| SELECTED TEXT |
• • • •

CORRESP 1 filename1.htm

 

February 23, 2021

 

VIA EDGAR TRANSMISSION

 

Jonathan Burr

Office of Real Estate & Construction

U.S. Securities and Exchange Commission

Division of Corporation Finance
100 F Street NE
Washington, D.C. 20549

 

  Re: FTAC Hera Acquisition Corp.
    Registration Statement on Form S-1
    Filed February 1, 2021
    File No. 333-252605

 

Dear Mr. Burr:

 

On behalf of FTAC Hera Acquisition Corp. (the “Company”), we submit this letter in response to the comments of the staff (the “Staff”) of the U.S. Securities and Exchange Commission (the “Commission”) contained in its letter dated February 23, 2021 relating to the Registration Statement on Form S-1 of the Company (the “Form S-1”) filed with the Commission on February 1, 2021. We are concurrently filing via EDGAR Amendment No. 2 to the Form S-1 (the “ Amendment No. 2”). The changes reflected in the Amendment No. 2 include those made in response to the Staff’s comments and other changes intended to update, clarify and render more complete the information set forth therein.

• • • •

| REQUIREMENTS |
#1 Put the listing lines from the one containing "legend-swatch-valid bbox=[597, 5, 649, 43]" down to the one containing "metadata-line-1: Sensor, Type" into a Markdown table with the columns Row and Line, leaving out any blank lines.
#2 Continue the letter to the Securities and Exchange Commission staff, starting after its last sentence.

| AVAILABLE DATA |
• • • •

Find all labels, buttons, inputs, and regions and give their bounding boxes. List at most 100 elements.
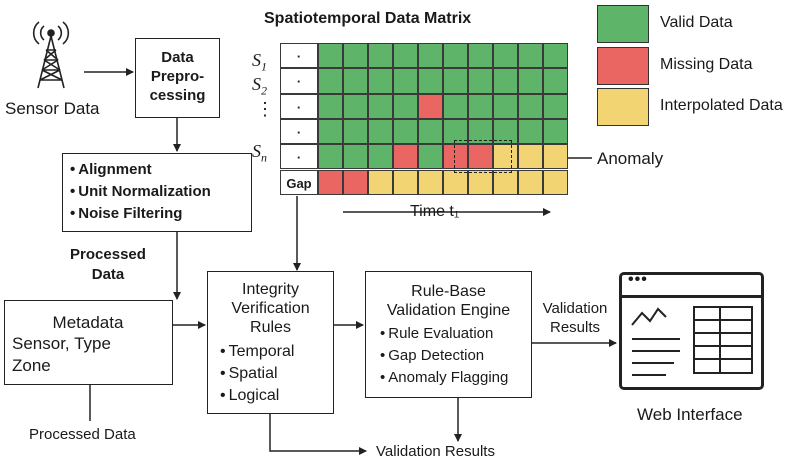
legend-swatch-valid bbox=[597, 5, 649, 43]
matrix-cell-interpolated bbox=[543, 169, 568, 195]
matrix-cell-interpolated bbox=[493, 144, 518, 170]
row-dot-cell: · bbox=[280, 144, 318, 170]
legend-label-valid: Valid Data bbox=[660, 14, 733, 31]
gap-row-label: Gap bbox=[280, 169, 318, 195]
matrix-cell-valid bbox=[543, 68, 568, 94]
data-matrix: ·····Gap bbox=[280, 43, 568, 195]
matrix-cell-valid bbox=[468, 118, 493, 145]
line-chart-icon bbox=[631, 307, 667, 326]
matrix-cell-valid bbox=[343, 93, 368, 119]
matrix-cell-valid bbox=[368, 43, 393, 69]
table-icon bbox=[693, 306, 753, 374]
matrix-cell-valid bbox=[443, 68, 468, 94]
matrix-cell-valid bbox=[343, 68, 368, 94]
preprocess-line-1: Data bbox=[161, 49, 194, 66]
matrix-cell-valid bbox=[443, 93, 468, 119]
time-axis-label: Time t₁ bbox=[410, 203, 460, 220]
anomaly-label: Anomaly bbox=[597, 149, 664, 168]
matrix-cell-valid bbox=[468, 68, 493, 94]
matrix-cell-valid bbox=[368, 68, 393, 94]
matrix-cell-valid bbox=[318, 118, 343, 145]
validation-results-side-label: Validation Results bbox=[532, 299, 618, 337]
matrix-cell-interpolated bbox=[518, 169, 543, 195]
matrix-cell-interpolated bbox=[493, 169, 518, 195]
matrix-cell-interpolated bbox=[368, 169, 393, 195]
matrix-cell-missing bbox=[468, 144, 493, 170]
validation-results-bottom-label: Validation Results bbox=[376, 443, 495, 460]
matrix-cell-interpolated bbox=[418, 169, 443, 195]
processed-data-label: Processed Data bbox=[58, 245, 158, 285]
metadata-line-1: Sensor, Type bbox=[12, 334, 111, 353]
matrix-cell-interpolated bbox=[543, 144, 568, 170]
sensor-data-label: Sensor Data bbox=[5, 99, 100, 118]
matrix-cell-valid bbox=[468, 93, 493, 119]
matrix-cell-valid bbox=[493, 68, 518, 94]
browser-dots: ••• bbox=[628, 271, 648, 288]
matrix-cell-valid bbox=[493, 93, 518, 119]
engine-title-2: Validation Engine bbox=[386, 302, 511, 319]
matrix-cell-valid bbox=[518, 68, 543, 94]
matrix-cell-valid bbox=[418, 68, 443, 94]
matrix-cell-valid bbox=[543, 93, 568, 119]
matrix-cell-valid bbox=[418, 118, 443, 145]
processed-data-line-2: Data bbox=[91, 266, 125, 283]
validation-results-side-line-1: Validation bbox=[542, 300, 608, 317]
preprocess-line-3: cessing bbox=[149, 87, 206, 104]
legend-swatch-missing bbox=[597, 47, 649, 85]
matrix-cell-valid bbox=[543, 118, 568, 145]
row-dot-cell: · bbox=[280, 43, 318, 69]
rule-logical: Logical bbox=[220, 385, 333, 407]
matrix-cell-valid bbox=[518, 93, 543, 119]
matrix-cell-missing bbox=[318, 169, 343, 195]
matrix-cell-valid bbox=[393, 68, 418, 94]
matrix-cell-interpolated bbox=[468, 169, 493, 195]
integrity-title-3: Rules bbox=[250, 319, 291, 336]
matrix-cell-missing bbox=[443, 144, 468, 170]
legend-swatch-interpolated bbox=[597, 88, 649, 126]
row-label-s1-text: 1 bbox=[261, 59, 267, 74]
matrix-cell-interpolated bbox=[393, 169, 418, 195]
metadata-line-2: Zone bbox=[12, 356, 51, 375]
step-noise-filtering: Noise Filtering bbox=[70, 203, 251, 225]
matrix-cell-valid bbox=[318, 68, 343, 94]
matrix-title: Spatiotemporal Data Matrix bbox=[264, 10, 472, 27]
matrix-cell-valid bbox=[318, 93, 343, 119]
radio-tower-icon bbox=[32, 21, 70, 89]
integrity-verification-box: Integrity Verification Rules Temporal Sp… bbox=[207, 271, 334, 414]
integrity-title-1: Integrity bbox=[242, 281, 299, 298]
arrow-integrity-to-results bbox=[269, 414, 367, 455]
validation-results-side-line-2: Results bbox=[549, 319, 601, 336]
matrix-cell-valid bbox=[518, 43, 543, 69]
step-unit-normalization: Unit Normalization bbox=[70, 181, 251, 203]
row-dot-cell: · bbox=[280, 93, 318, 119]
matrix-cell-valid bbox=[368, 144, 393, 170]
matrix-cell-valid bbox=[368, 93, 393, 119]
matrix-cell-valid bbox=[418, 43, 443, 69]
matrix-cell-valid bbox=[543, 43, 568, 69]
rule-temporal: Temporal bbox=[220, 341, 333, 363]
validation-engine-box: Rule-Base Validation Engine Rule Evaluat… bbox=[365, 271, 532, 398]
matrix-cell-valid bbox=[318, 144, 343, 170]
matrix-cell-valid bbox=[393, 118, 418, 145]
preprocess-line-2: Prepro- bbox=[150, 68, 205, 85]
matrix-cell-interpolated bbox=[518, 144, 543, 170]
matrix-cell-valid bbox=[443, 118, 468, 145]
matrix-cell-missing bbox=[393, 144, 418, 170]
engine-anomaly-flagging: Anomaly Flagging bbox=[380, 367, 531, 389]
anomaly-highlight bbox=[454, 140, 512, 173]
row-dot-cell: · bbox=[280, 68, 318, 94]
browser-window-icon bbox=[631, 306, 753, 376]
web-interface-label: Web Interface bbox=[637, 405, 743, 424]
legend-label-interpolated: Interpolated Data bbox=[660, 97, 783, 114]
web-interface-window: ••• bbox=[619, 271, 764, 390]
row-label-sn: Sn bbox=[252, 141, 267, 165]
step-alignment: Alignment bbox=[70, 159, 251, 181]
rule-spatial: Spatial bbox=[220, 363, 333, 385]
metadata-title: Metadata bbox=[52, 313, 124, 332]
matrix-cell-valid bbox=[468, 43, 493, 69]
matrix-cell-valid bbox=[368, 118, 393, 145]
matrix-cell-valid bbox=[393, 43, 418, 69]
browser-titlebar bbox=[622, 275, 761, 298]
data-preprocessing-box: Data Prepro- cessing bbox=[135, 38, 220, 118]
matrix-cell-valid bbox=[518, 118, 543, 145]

• • • •

| ANSWERS TO EACH TASK |
#1
| Row | Line |
|---|---|
| 1 | legend-swatch-valid bbox=[597, 5, 649, 43] |
| 2 | matrix-cell-interpolated bbox=[543, 169, 568, 195] |
| 3 | matrix-cell-interpolated bbox=[493, 144, 518, 170] |
| 4 | row-dot-cell: · bbox=[280, 144, 318, 170] |
| 5 | legend-label-valid: Valid Data bbox=[660, 14, 733, 31] |
| 6 | gap-row-label: Gap bbox=[280, 169, 318, 195] |
| 7 | matrix-cell-valid bbox=[543, 68, 568, 94] |
| 8 | data-matrix: ·····Gap bbox=[280, 43, 568, 195] |
| 9 | matrix-cell-valid bbox=[468, 118, 493, 145] |
| 10 | line-chart-icon bbox=[631, 307, 667, 326] |
| 11 | matrix-cell-valid bbox=[343, 93, 368, 119] |
| 12 | matrix-cell-valid bbox=[368, 43, 393, 69] |
| 13 | table-icon bbox=[693, 306, 753, 374] |
| 14 | matrix-cell-valid bbox=[443, 68, 468, 94] |
| 15 | matrix-cell-valid bbox=[343, 68, 368, 94] |
| 16 | preprocess-line-1: Data bbox=[161, 49, 194, 66] |
| 17 | matrix-cell-valid bbox=[443, 93, 468, 119] |
| 18 | time-axis-label: Time t₁ bbox=[410, 203, 460, 220] |
| 19 | anomaly-label: Anomaly bbox=[597, 149, 664, 168] |
| 20 | matrix-cell-valid bbox=[468, 68, 493, 94] |
| 21 | matrix-cell-valid bbox=[368, 68, 393, 94] |
| 22 | matrix-cell-valid bbox=[318, 118, 343, 145] |
| 23 | validation-results-side-label: Validation Results bbox=[532, 299, 618, 337] |
| 24 | matrix-cell-interpolated bbox=[518, 169, 543, 195] |
| 25 | matrix-cell-interpolated bbox=[493, 169, 518, 195] |
| 26 | matrix-cell-interpolated bbox=[368, 169, 393, 195] |
| 27 | matrix-cell-missing bbox=[468, 144, 493, 170] |
| 28 | validation-results-bottom-label: Validation Results bbox=[376, 443, 495, 460] |
| 29 | matrix-cell-interpolated bbox=[418, 169, 443, 195] |
| 30 | processed-data-label: Processed Data bbox=[58, 245, 158, 285] |
| 31 | metadata-line-1: Sensor, Type bbox=[12, 334, 111, 353] |

#2
 

Set forth below are the Company’s responses to the Staff’s comments.  For ease of reference, the Staff’s comments are reproduced below in bold and are followed by the Company’s response. In addition, unless otherwise indicated, all references to page numbers in such responses are to page numbers in the Amendment No. 2 filed concurrently herewith.

 

 

Form S-1 filed February 1, 2021

 

General

 

1.We note your disclosure that Millennium has indicated an interest to purchase up to a specific amount of common stock in the offering. We also note your disclosure that Millennium may purchase more than the amount for which they indicated an interest in buying. So that investors will be able to understand the minimum amount of your shares that will enter the public market through sales to the public, as opposed to the existing stockholders, please disclose whether there is a ceiling on the amount that may be purchased by Millennium and quantify any ceiling. If not, please disclose the potential material impact on the public investors.

 

The Company acknowledges the Staff’s comment and has revised the disclosure on the prospectus cover page and pages 25, 73, 117 and 120 of the Amendment No. 2 in response to the Staff’s comment.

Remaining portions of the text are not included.